[START STORED DATA]
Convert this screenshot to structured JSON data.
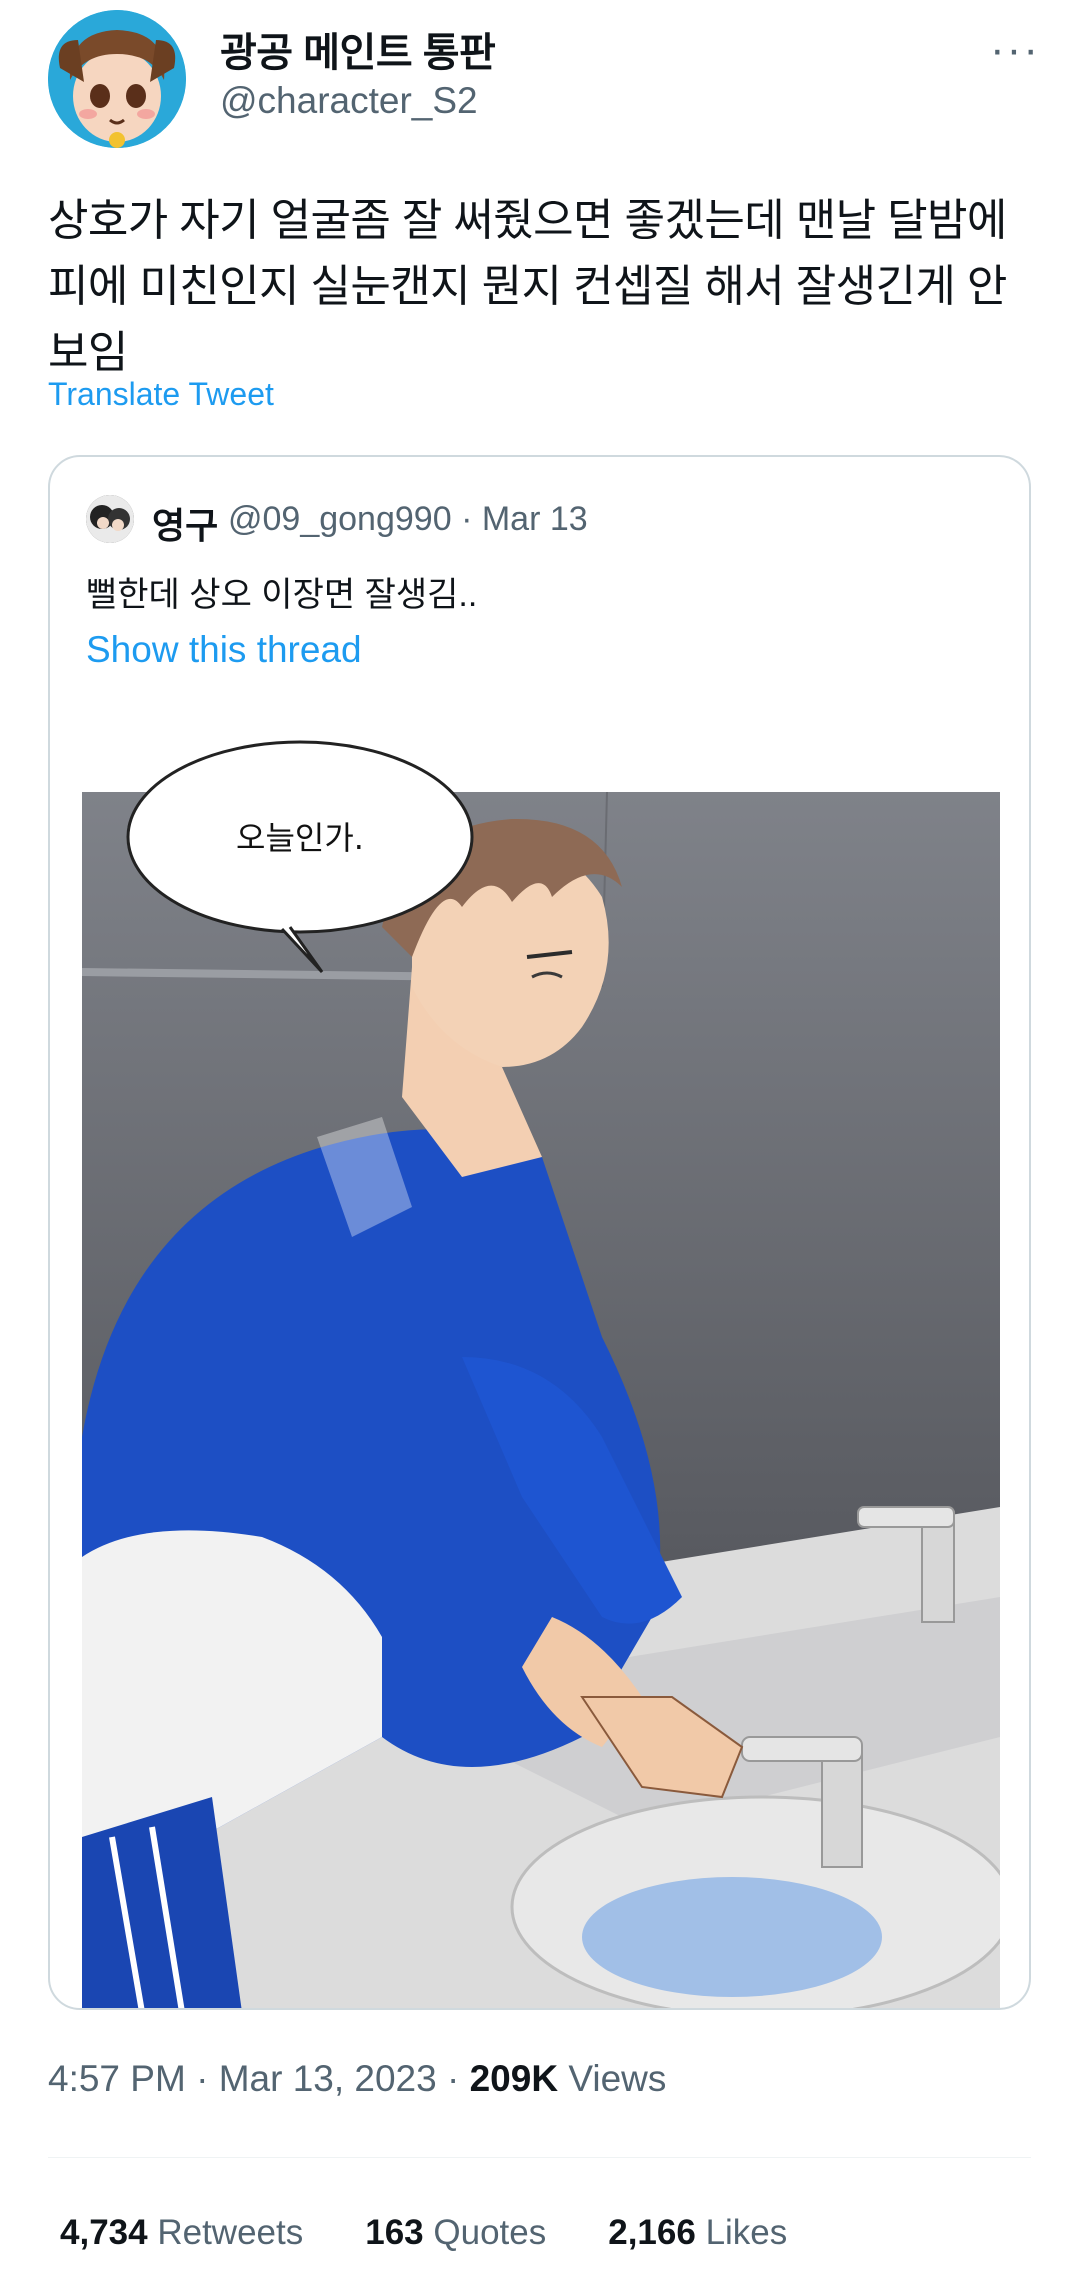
{
  "author": {
    "name": "광공 메인트 통판",
    "handle": "@character_S2"
  },
  "more_label": "···",
  "tweet_text": "상호가 자기 얼굴좀 잘 써줬으면 좋겠는데 맨날 달밤에 피에 미친인지 실눈캔지 뭔지 컨셉질 해서 잘생긴게 안보임",
  "translate_label": "Translate Tweet",
  "quote": {
    "name": "영구",
    "handle": "@09_gong990",
    "sep": "·",
    "date": "Mar 13",
    "text": "뻘한데 상오 이장면 잘생김..",
    "show_thread": "Show this thread",
    "image_speech": "오늘인가."
  },
  "meta": {
    "time": "4:57 PM",
    "sep": "·",
    "date": "Mar 13, 2023",
    "views_count": "209K",
    "views_label": "Views"
  },
  "stats": [
    {
      "count": "4,734",
      "label": "Retweets"
    },
    {
      "count": "163",
      "label": "Quotes"
    },
    {
      "count": "2,166",
      "label": "Likes"
    }
  ]
}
[END STORED DATA]
Except for the pictures, copy every line of the records above exactly.

§ **WRITTEN ANSWER**
Convert this screenshot to structured JSON data.
{
  "author": {
    "name": "광공 메인트 통판",
    "handle": "@character_S2"
  },
  "more_label": "···",
  "tweet_text": "상호가 자기 얼굴좀 잘 써줬으면 좋겠는데 맨날 달밤에 피에 미친인지 실눈캔지 뭔지 컨셉질 해서 잘생긴게 안보임",
  "translate_label": "Translate Tweet",
  "quote": {
    "name": "영구",
    "handle": "@09_gong990",
    "sep": "·",
    "date": "Mar 13",
    "text": "뻘한데 상오 이장면 잘생김..",
    "show_thread": "Show this thread",
    "image_speech": "오늘인가."
  },
  "meta": {
    "time": "4:57 PM",
    "sep": "·",
    "date": "Mar 13, 2023",
    "views_count": "209K",
    "views_label": "Views"
  },
  "stats": [
    {
      "count": "4,734",
      "label": "Retweets"
    },
    {
      "count": "163",
      "label": "Quotes"
    },
    {
      "count": "2,166",
      "label": "Likes"
    }
  ]
}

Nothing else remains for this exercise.